Records supplied »

..............................

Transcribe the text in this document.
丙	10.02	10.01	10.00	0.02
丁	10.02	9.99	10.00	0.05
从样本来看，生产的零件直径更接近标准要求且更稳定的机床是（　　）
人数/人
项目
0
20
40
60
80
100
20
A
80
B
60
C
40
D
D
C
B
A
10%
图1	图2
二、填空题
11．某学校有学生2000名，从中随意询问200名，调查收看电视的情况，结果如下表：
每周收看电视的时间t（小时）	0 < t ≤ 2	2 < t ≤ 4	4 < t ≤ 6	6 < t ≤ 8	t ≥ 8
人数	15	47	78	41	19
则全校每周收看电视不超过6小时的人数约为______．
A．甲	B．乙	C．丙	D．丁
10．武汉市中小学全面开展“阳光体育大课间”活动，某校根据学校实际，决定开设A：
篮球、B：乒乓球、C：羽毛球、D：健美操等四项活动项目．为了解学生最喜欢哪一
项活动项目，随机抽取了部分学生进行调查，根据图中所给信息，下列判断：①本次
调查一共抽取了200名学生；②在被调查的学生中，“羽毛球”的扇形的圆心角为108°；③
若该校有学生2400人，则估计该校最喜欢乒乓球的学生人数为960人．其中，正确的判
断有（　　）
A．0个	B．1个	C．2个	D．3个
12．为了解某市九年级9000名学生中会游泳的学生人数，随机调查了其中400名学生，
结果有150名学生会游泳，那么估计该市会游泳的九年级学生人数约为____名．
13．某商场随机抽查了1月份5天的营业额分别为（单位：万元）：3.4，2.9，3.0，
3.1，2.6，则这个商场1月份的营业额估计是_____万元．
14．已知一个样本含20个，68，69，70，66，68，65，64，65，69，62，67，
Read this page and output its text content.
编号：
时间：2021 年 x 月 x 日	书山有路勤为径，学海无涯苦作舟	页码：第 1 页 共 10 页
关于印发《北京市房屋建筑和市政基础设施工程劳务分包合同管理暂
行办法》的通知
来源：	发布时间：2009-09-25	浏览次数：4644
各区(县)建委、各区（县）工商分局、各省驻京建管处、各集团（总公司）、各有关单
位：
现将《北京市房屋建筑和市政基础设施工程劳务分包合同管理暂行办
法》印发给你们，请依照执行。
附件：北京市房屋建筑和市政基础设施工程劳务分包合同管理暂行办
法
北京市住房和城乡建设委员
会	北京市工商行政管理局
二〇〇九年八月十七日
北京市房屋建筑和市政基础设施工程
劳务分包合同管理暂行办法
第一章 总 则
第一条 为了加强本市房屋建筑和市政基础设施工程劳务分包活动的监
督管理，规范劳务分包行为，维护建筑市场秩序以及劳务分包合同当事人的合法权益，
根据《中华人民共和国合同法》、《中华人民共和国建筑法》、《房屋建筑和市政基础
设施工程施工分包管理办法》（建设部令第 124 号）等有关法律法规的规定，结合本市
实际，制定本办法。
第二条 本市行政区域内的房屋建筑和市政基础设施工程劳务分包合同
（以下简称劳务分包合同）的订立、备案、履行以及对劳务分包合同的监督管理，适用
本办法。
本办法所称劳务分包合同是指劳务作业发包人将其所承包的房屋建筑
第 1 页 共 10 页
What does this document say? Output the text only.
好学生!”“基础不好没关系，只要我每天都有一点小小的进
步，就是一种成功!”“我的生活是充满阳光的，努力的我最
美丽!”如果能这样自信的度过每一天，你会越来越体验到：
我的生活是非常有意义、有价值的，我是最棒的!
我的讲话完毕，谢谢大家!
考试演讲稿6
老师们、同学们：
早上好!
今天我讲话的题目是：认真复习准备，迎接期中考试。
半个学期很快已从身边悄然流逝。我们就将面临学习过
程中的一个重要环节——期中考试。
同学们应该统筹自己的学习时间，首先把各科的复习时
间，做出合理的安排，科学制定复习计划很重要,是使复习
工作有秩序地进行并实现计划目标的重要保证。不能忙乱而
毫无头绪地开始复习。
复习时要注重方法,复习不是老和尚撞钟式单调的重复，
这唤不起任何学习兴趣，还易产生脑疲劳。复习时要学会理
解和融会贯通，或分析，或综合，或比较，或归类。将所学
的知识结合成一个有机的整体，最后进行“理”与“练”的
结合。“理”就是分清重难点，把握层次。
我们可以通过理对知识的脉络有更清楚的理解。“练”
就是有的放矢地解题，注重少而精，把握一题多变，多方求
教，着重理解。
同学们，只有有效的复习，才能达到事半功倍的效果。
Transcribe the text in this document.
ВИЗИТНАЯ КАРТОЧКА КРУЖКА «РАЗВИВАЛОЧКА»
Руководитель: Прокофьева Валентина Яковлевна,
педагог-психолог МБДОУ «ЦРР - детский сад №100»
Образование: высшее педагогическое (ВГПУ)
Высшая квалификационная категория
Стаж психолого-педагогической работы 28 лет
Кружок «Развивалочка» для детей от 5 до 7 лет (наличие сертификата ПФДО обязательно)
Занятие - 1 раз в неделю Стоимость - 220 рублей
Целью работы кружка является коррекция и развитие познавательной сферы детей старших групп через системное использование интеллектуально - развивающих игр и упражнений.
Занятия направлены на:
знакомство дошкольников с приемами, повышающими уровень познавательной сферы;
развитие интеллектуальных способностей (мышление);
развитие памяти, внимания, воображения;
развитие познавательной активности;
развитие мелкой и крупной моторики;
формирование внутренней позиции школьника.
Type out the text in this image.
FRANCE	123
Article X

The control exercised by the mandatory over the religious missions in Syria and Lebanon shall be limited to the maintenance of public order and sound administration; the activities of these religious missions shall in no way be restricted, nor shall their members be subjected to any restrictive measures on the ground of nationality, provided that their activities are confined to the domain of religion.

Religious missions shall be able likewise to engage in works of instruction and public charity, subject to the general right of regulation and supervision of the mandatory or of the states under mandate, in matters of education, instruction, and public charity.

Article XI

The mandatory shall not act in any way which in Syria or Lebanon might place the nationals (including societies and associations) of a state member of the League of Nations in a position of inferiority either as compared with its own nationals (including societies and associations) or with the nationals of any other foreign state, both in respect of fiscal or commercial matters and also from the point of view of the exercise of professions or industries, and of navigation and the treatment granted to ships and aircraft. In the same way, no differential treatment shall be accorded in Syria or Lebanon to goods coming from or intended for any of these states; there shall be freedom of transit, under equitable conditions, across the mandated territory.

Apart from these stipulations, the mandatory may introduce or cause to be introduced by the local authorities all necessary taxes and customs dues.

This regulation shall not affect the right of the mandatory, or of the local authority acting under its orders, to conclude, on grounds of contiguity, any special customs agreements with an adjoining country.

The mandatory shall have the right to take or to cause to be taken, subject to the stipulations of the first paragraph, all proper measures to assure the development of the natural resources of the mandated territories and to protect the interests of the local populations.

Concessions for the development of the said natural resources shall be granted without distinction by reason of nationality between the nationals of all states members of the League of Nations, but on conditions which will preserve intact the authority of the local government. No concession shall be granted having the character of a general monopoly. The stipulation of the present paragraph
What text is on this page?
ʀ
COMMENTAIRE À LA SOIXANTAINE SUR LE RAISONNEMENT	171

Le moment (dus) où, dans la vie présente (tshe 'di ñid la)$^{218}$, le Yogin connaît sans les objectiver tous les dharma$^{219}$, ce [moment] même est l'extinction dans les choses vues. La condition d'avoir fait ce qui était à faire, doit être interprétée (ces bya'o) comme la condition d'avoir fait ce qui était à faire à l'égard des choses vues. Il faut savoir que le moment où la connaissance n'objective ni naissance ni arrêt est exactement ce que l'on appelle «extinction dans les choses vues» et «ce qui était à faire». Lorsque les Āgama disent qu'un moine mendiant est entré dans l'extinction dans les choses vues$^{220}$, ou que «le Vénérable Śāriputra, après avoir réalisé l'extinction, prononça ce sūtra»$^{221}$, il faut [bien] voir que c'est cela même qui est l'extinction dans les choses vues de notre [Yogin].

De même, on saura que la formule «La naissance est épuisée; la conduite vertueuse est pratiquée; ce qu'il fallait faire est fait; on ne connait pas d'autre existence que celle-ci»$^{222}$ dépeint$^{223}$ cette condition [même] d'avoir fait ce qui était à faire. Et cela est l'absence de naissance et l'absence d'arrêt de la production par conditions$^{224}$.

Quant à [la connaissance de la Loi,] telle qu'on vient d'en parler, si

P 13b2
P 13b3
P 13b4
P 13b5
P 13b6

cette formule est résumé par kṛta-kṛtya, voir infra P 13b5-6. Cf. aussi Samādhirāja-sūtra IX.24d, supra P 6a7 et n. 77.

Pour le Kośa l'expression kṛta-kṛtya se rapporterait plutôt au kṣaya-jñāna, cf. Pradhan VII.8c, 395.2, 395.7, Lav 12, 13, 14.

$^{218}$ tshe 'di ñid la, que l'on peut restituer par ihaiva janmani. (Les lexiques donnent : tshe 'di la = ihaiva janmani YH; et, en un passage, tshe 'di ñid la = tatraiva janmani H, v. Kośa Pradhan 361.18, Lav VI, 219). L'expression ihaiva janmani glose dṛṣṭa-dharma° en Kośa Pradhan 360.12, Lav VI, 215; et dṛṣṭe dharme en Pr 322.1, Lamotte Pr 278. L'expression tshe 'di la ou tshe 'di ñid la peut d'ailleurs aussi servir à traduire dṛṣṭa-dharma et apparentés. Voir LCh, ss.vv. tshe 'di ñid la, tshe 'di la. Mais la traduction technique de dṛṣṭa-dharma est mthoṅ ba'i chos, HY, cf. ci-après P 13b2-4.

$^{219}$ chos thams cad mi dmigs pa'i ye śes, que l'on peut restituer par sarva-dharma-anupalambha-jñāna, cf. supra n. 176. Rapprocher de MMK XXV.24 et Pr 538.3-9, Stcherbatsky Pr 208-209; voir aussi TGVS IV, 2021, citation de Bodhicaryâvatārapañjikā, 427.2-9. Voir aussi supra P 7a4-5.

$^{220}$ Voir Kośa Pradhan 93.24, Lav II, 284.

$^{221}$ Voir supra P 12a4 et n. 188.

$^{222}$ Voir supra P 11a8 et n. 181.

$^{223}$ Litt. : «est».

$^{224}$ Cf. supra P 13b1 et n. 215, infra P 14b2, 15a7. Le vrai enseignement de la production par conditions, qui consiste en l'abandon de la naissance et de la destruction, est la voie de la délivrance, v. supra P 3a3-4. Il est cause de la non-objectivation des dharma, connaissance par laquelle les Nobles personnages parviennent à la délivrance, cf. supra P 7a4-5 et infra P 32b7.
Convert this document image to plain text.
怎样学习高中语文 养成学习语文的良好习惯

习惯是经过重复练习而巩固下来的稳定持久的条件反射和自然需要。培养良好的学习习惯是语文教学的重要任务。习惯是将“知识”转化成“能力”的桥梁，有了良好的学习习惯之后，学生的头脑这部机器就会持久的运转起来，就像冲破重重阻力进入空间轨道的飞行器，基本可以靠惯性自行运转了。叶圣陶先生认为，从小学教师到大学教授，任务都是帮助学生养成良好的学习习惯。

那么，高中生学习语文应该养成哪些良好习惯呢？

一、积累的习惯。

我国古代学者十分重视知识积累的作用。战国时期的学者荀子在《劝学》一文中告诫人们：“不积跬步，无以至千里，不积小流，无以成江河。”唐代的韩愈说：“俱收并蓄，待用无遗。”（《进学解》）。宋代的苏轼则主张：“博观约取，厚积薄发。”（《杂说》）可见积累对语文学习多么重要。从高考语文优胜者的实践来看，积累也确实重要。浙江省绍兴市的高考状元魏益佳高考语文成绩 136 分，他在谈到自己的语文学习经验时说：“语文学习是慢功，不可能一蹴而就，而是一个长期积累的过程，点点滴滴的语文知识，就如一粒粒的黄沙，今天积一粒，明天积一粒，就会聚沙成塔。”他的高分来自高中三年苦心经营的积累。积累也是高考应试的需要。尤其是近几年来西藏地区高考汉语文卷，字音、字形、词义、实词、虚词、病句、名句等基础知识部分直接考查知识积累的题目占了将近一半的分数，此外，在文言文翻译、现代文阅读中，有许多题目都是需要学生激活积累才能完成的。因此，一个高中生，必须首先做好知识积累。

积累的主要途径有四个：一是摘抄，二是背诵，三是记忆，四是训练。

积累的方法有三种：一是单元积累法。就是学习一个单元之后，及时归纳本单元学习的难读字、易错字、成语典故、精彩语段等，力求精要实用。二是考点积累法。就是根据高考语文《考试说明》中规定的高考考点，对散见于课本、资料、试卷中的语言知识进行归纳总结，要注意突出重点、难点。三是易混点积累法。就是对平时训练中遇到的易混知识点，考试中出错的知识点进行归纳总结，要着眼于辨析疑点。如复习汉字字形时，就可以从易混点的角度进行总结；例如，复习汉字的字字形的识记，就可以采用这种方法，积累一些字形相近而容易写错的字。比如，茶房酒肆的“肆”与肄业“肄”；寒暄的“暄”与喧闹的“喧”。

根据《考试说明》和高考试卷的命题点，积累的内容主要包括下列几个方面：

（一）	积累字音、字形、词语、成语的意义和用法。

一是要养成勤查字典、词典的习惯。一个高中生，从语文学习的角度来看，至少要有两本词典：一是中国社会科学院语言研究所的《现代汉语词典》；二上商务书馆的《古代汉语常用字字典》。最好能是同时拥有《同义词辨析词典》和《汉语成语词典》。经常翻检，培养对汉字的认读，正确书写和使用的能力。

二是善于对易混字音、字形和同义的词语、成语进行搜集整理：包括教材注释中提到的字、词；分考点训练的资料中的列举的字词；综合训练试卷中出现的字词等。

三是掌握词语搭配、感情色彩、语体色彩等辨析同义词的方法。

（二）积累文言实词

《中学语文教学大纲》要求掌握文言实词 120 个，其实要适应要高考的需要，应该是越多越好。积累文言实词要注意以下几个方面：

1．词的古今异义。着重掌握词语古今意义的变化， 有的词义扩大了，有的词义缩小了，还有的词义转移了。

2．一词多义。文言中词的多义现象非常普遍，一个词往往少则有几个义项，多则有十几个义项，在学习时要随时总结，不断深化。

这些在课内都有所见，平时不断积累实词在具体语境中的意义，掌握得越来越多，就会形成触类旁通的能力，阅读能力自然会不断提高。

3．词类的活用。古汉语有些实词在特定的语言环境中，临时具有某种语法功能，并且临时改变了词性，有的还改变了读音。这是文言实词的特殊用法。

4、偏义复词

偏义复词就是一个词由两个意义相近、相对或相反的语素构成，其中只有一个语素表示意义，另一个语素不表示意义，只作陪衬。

..............................

What you are asked to do » Search the records above for the string "formule". Copy every line that contains it.

Solution to this problem »
De même, on saura que la formule «La naissance est épuisée; la conduite vertueuse est pratiquée; ce qu'il fallait faire est fait; on ne connait pas d'autre existence que celle-ci»$^{222}$ dépeint$^{223}$ cette condition [même] d'avoir fait ce qui était à faire. Et cela est l'absence de naissance et l'absence d'arrêt de la production par conditions$^{224}$.
cette formule est résumé par kṛta-kṛtya, voir infra P 13b5-6. Cf. aussi Samādhirāja-sūtra IX.24d, supra P 6a7 et n. 77.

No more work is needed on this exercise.